### Aim of the exercise:
Once the pictures are set aside, output all the records exactly.

(Records of document pages and text)
• • •

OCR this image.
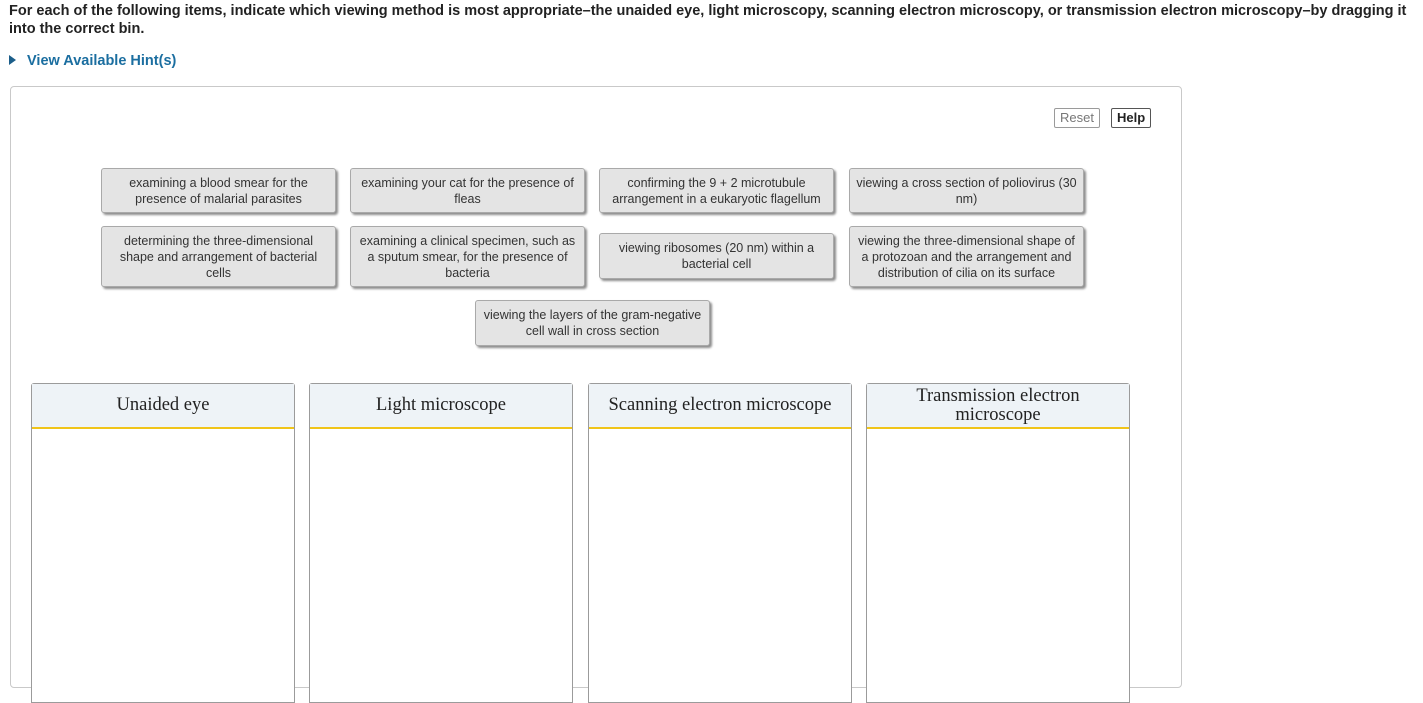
For each of the following items, indicate which viewing method is most appropriate–the unaided eye, light microscopy, scanning electron microscopy, or transmission electron microscopy–by dragging it into the correct bin.
View Available Hint(s)
Reset	Help
examining a blood smear for the presence of malarial parasites
examining your cat for the presence of fleas
confirming the 9 + 2 microtubule arrangement in a eukaryotic flagellum
viewing a cross section of poliovirus (30 nm)
determining the three-dimensional shape and arrangement of bacterial cells
examining a clinical specimen, such as a sputum smear, for the presence of bacteria
viewing ribosomes (20 nm) within a bacterial cell
viewing the three-dimensional shape of a protozoan and the arrangement and distribution of cilia on its surface
viewing the layers of the gram-negative cell wall in cross section
Unaided eye	Light microscope	Scanning electron microscope	Transmission electron microscope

• • •

### Expected answer:
OCR this image.
For each of the following items, indicate which viewing method is most appropriate–the unaided eye, light microscopy, scanning electron microscopy, or transmission electron microscopy–by dragging it into the correct bin.
View Available Hint(s)
Reset	Help
examining a blood smear for the presence of malarial parasites
examining your cat for the presence of fleas
confirming the 9 + 2 microtubule arrangement in a eukaryotic flagellum
viewing a cross section of poliovirus (30 nm)
determining the three-dimensional shape and arrangement of bacterial cells
examining a clinical specimen, such as a sputum smear, for the presence of bacteria
viewing ribosomes (20 nm) within a bacterial cell
viewing the three-dimensional shape of a protozoan and the arrangement and distribution of cilia on its surface
viewing the layers of the gram-negative cell wall in cross section
Unaided eye	Light microscope	Scanning electron microscope	Transmission electron microscope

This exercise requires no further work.